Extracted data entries
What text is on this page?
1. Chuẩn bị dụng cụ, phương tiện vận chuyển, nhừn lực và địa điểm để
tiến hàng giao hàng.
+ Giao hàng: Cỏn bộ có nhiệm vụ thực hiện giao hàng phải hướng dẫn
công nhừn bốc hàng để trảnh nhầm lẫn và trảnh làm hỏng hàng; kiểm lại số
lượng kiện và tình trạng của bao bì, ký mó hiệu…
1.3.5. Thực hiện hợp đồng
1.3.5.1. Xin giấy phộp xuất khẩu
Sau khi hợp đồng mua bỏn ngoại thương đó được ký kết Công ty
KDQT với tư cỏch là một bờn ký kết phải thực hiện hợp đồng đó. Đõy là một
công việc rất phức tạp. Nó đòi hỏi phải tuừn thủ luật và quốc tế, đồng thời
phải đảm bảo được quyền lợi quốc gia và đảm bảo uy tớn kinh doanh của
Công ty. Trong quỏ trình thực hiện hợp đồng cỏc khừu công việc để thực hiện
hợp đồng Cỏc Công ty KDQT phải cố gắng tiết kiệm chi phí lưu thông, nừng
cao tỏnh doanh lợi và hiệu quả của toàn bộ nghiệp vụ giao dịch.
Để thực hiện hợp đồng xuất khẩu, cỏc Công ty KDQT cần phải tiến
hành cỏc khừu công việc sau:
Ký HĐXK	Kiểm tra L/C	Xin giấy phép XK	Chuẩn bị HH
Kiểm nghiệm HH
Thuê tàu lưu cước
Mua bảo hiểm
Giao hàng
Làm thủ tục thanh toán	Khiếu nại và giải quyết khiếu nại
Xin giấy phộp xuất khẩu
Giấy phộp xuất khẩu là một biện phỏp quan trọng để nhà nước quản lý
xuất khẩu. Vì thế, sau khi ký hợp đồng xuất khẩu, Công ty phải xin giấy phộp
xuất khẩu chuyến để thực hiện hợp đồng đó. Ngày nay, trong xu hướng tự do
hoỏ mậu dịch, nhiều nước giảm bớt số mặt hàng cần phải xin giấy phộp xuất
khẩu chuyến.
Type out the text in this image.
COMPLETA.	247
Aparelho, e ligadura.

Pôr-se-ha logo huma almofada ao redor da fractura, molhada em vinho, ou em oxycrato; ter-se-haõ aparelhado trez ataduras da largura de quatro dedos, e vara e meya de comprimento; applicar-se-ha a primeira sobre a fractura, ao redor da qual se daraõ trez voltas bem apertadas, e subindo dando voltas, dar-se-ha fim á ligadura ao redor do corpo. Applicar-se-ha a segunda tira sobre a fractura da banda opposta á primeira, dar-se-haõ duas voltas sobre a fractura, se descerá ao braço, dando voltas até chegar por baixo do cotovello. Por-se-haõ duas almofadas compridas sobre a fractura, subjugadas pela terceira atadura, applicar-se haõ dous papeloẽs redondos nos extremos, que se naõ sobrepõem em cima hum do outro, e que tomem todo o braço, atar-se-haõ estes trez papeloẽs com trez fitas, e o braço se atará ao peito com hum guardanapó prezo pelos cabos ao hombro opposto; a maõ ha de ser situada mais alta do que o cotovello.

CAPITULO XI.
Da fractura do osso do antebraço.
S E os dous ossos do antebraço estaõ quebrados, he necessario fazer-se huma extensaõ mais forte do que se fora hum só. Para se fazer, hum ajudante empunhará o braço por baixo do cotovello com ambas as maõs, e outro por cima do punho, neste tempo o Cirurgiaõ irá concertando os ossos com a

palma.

■ What to produce: Exact output of every entry is required.

■ Completed task:
What text is on this page?
1. Chuẩn bị dụng cụ, phương tiện vận chuyển, nhừn lực và địa điểm để
tiến hàng giao hàng.
+ Giao hàng: Cỏn bộ có nhiệm vụ thực hiện giao hàng phải hướng dẫn
công nhừn bốc hàng để trảnh nhầm lẫn và trảnh làm hỏng hàng; kiểm lại số
lượng kiện và tình trạng của bao bì, ký mó hiệu…
1.3.5. Thực hiện hợp đồng
1.3.5.1. Xin giấy phộp xuất khẩu
Sau khi hợp đồng mua bỏn ngoại thương đó được ký kết Công ty
KDQT với tư cỏch là một bờn ký kết phải thực hiện hợp đồng đó. Đõy là một
công việc rất phức tạp. Nó đòi hỏi phải tuừn thủ luật và quốc tế, đồng thời
phải đảm bảo được quyền lợi quốc gia và đảm bảo uy tớn kinh doanh của
Công ty. Trong quỏ trình thực hiện hợp đồng cỏc khừu công việc để thực hiện
hợp đồng Cỏc Công ty KDQT phải cố gắng tiết kiệm chi phí lưu thông, nừng
cao tỏnh doanh lợi và hiệu quả của toàn bộ nghiệp vụ giao dịch.
Để thực hiện hợp đồng xuất khẩu, cỏc Công ty KDQT cần phải tiến
hành cỏc khừu công việc sau:
Ký HĐXK	Kiểm tra L/C	Xin giấy phép XK	Chuẩn bị HH
Kiểm nghiệm HH
Thuê tàu lưu cước
Mua bảo hiểm
Giao hàng
Làm thủ tục thanh toán	Khiếu nại và giải quyết khiếu nại
Xin giấy phộp xuất khẩu
Giấy phộp xuất khẩu là một biện phỏp quan trọng để nhà nước quản lý
xuất khẩu. Vì thế, sau khi ký hợp đồng xuất khẩu, Công ty phải xin giấy phộp
xuất khẩu chuyến để thực hiện hợp đồng đó. Ngày nay, trong xu hướng tự do
hoỏ mậu dịch, nhiều nước giảm bớt số mặt hàng cần phải xin giấy phộp xuất
khẩu chuyến.
Type out the text in this image.
COMPLETA.	247
Aparelho, e ligadura.

Pôr-se-ha logo huma almofada ao redor da fractura, molhada em vinho, ou em oxycrato; ter-se-haõ aparelhado trez ataduras da largura de quatro dedos, e vara e meya de comprimento; applicar-se-ha a primeira sobre a fractura, ao redor da qual se daraõ trez voltas bem apertadas, e subindo dando voltas, dar-se-ha fim á ligadura ao redor do corpo. Applicar-se-ha a segunda tira sobre a fractura da banda opposta á primeira, dar-se-haõ duas voltas sobre a fractura, se descerá ao braço, dando voltas até chegar por baixo do cotovello. Por-se-haõ duas almofadas compridas sobre a fractura, subjugadas pela terceira atadura, applicar-se haõ dous papeloẽs redondos nos extremos, que se naõ sobrepõem em cima hum do outro, e que tomem todo o braço, atar-se-haõ estes trez papeloẽs com trez fitas, e o braço se atará ao peito com hum guardanapó prezo pelos cabos ao hombro opposto; a maõ ha de ser situada mais alta do que o cotovello.

CAPITULO XI.
Da fractura do osso do antebraço.
S E os dous ossos do antebraço estaõ quebrados, he necessario fazer-se huma extensaõ mais forte do que se fora hum só. Para se fazer, hum ajudante empunhará o braço por baixo do cotovello com ambas as maõs, e outro por cima do punho, neste tempo o Cirurgiaõ irá concertando os ossos com a

palma.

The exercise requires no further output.